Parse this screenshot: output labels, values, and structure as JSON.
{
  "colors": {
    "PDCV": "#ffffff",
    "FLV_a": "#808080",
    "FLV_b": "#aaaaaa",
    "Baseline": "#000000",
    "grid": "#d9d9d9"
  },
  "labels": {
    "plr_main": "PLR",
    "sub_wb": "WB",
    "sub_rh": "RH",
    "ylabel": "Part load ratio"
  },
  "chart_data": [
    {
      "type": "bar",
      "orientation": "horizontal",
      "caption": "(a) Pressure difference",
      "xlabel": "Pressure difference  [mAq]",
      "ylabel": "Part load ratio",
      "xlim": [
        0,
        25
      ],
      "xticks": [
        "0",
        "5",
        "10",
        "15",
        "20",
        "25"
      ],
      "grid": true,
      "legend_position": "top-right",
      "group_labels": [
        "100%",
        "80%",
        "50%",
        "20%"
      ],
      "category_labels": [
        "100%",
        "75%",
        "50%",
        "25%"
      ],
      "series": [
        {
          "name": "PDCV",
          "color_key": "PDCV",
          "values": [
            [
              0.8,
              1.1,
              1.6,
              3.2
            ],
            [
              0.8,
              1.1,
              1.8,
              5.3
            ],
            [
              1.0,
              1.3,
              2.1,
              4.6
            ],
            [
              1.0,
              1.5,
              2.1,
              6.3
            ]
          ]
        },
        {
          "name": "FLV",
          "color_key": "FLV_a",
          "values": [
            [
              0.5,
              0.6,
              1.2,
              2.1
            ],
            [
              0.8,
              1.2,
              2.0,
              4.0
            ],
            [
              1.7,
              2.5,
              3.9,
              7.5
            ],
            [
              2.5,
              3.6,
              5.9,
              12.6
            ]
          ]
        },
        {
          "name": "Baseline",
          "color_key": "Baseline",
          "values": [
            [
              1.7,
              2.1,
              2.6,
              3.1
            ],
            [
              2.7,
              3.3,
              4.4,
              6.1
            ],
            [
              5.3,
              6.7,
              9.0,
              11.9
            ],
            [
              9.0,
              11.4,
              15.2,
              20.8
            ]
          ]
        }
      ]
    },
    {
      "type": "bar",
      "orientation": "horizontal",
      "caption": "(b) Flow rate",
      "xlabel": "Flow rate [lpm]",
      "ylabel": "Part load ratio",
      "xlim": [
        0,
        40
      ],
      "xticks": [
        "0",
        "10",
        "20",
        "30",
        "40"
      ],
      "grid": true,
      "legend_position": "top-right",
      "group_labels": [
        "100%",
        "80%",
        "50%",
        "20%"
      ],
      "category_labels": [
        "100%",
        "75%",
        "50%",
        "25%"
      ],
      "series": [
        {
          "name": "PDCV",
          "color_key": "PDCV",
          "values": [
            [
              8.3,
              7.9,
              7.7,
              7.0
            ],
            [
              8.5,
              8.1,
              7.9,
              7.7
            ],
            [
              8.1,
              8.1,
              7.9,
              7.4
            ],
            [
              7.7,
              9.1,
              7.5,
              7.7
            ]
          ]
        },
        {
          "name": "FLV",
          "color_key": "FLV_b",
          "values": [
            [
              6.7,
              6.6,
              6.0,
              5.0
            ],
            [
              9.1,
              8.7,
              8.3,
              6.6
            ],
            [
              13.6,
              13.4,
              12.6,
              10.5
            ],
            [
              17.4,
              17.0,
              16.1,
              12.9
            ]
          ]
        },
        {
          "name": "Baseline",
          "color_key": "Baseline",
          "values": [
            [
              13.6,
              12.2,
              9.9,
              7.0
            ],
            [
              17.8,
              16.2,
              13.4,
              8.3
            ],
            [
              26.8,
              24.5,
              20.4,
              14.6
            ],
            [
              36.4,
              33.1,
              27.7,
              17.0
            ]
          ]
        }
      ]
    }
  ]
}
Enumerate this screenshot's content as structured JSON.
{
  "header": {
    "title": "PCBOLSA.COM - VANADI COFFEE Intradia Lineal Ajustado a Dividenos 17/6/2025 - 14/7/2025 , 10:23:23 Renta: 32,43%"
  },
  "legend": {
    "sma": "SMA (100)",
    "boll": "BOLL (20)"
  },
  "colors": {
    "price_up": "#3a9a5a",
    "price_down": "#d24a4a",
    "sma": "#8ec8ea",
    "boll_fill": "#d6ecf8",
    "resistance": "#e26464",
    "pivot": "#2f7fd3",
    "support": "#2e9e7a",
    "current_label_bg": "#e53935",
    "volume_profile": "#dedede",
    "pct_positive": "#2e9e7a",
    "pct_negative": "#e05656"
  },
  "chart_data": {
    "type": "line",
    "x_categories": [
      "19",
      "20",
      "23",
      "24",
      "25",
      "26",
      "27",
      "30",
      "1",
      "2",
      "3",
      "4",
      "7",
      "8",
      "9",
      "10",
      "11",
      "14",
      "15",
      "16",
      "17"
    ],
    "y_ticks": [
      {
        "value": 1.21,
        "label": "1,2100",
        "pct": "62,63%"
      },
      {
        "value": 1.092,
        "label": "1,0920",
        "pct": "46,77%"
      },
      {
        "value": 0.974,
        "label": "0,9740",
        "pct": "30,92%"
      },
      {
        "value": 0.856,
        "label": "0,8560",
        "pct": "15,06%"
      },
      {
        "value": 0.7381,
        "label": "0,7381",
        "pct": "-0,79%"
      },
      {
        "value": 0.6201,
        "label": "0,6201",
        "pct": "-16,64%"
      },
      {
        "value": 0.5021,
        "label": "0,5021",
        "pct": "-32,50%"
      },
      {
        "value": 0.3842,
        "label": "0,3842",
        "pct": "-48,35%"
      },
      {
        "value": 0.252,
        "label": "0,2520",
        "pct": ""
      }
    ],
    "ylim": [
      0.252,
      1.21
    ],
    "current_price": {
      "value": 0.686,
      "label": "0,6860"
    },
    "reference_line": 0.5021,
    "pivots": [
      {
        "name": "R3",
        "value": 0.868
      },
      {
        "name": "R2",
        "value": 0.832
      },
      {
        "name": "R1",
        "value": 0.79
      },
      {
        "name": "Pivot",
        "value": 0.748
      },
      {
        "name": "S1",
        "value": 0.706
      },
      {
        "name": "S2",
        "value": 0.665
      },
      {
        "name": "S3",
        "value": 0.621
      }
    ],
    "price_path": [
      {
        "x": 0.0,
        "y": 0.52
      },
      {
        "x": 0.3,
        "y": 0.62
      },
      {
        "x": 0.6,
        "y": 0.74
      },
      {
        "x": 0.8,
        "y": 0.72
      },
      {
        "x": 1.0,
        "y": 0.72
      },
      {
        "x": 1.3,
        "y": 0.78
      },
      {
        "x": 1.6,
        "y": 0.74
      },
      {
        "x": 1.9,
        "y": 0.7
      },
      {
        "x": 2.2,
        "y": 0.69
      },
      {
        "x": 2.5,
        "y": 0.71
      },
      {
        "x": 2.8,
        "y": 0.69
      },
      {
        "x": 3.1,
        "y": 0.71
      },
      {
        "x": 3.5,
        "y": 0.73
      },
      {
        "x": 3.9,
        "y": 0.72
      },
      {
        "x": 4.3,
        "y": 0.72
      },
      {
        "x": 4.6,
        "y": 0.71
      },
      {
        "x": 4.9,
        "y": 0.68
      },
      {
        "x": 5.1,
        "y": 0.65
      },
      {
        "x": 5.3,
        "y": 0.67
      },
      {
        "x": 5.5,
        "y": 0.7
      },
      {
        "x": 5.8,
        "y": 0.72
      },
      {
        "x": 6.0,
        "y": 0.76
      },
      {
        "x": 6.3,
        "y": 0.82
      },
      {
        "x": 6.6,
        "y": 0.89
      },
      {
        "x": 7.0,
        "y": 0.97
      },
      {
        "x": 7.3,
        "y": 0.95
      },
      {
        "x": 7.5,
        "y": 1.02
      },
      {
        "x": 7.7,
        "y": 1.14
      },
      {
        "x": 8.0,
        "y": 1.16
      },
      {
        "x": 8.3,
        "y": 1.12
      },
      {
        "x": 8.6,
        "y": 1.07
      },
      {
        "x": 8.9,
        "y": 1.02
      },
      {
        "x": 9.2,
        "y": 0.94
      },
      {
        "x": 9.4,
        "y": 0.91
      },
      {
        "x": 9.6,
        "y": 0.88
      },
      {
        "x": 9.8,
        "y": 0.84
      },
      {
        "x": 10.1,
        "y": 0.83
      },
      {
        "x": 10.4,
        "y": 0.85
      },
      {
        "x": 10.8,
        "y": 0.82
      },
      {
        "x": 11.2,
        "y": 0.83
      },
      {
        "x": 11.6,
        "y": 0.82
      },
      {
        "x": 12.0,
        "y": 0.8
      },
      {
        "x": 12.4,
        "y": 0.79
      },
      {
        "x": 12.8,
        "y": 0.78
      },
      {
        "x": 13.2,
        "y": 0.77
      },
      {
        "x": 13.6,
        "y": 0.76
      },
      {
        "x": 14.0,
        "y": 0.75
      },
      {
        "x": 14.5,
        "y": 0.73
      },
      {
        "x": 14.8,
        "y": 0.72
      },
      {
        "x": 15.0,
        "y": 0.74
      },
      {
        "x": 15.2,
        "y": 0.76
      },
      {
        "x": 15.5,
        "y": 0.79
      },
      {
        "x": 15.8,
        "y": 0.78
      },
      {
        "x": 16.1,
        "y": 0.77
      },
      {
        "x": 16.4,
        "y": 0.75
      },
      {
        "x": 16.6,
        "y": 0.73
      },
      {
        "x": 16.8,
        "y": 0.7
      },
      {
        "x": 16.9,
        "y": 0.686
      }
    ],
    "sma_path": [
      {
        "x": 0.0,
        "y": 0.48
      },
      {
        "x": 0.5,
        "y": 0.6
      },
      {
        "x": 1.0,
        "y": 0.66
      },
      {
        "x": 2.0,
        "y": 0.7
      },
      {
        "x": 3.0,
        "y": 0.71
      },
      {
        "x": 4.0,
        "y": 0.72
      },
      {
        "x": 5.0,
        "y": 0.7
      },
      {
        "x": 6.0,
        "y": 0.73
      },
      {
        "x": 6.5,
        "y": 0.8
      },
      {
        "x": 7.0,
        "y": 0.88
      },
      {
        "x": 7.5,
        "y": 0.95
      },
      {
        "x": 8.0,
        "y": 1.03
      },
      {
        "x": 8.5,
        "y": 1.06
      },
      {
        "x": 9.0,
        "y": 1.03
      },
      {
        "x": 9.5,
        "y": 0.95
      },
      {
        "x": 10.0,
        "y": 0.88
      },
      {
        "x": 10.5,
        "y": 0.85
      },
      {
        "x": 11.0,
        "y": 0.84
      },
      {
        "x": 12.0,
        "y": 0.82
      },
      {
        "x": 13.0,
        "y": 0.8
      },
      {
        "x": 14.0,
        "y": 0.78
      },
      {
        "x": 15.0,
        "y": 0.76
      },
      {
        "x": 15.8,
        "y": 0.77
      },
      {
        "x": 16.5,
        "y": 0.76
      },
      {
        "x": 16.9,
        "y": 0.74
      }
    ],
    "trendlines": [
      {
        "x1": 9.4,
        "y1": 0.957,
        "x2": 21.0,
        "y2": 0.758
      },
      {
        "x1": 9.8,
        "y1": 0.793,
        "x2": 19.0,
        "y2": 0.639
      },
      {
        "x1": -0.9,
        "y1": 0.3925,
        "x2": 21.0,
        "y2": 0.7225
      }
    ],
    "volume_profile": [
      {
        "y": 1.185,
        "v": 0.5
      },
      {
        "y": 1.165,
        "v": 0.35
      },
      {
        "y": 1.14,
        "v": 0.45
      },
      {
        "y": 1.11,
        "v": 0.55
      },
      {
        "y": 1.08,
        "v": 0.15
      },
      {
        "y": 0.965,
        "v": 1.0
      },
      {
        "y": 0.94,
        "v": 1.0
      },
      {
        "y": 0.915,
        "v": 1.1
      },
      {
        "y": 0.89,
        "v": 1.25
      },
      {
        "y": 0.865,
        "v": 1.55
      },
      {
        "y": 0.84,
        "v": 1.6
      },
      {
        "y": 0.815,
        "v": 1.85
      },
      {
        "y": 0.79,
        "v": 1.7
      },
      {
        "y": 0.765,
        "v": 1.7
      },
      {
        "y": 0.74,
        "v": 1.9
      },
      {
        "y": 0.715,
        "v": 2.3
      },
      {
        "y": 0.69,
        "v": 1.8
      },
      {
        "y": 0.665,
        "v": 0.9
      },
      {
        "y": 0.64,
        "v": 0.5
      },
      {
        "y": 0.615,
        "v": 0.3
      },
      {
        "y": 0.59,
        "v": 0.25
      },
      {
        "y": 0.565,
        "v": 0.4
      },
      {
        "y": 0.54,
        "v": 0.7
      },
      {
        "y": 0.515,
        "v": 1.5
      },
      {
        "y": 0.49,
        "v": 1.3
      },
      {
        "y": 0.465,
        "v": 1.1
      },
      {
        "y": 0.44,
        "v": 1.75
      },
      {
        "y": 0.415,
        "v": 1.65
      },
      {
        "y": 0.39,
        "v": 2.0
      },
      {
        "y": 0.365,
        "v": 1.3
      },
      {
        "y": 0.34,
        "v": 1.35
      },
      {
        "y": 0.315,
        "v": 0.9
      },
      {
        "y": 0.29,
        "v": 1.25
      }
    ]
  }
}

──────────

Your task
Report the number of lines in the listing above that include the word "Flow", and nothing else.

Answer
2